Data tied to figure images
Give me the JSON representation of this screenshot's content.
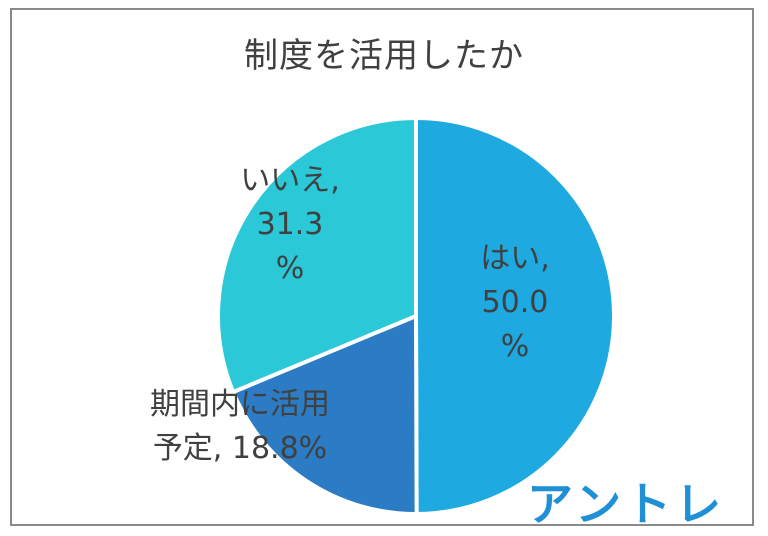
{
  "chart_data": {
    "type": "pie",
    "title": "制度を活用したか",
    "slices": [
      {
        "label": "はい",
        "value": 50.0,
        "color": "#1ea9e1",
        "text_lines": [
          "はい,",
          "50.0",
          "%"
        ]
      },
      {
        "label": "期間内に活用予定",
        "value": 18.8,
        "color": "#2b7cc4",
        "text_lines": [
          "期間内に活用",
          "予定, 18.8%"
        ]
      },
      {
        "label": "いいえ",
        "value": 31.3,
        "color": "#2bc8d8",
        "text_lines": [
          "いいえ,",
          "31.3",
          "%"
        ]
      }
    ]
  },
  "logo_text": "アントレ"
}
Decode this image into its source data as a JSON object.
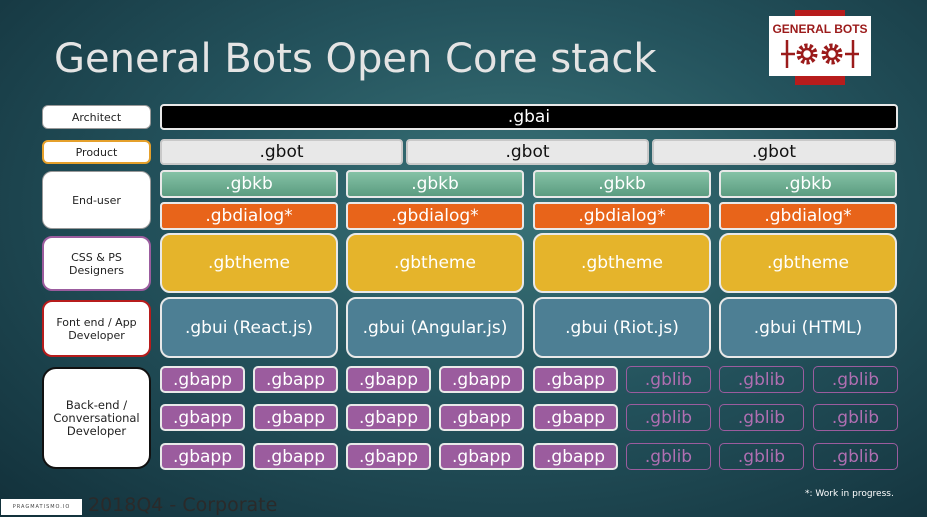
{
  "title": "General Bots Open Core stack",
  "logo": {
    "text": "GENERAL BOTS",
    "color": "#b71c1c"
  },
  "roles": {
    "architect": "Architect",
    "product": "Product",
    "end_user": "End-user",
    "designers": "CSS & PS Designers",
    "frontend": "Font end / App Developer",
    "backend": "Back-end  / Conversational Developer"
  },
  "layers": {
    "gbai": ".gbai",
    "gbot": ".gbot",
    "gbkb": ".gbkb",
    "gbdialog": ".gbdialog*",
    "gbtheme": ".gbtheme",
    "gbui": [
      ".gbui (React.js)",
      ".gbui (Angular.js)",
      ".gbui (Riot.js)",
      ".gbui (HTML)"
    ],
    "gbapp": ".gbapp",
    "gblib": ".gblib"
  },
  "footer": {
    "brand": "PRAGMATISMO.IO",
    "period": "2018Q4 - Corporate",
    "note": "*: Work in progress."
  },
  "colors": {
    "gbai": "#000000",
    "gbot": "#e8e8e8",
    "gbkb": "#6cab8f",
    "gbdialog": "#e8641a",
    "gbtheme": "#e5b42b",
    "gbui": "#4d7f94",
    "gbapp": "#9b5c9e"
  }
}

• **What you will do**: Without including any picture, retype the entries exactly.

• **Output for this task**:
Give me the JSON representation of this screenshot's content.
{
  "chart_data": {
    "type": "pie",
    "title": "制度を活用したか",
    "slices": [
      {
        "label": "はい",
        "value": 50.0,
        "color": "#1ea9e1",
        "text_lines": [
          "はい,",
          "50.0",
          "%"
        ]
      },
      {
        "label": "期間内に活用予定",
        "value": 18.8,
        "color": "#2b7cc4",
        "text_lines": [
          "期間内に活用",
          "予定, 18.8%"
        ]
      },
      {
        "label": "いいえ",
        "value": 31.3,
        "color": "#2bc8d8",
        "text_lines": [
          "いいえ,",
          "31.3",
          "%"
        ]
      }
    ]
  },
  "logo_text": "アントレ"
}
Decode this image into its source data as a JSON object.
{
  "title": "General Bots Open Core stack",
  "logo": {
    "text": "GENERAL BOTS",
    "color": "#b71c1c"
  },
  "roles": {
    "architect": "Architect",
    "product": "Product",
    "end_user": "End-user",
    "designers": "CSS & PS Designers",
    "frontend": "Font end / App Developer",
    "backend": "Back-end  / Conversational Developer"
  },
  "layers": {
    "gbai": ".gbai",
    "gbot": ".gbot",
    "gbkb": ".gbkb",
    "gbdialog": ".gbdialog*",
    "gbtheme": ".gbtheme",
    "gbui": [
      ".gbui (React.js)",
      ".gbui (Angular.js)",
      ".gbui (Riot.js)",
      ".gbui (HTML)"
    ],
    "gbapp": ".gbapp",
    "gblib": ".gblib"
  },
  "footer": {
    "brand": "PRAGMATISMO.IO",
    "period": "2018Q4 - Corporate",
    "note": "*: Work in progress."
  },
  "colors": {
    "gbai": "#000000",
    "gbot": "#e8e8e8",
    "gbkb": "#6cab8f",
    "gbdialog": "#e8641a",
    "gbtheme": "#e5b42b",
    "gbui": "#4d7f94",
    "gbapp": "#9b5c9e"
  }
}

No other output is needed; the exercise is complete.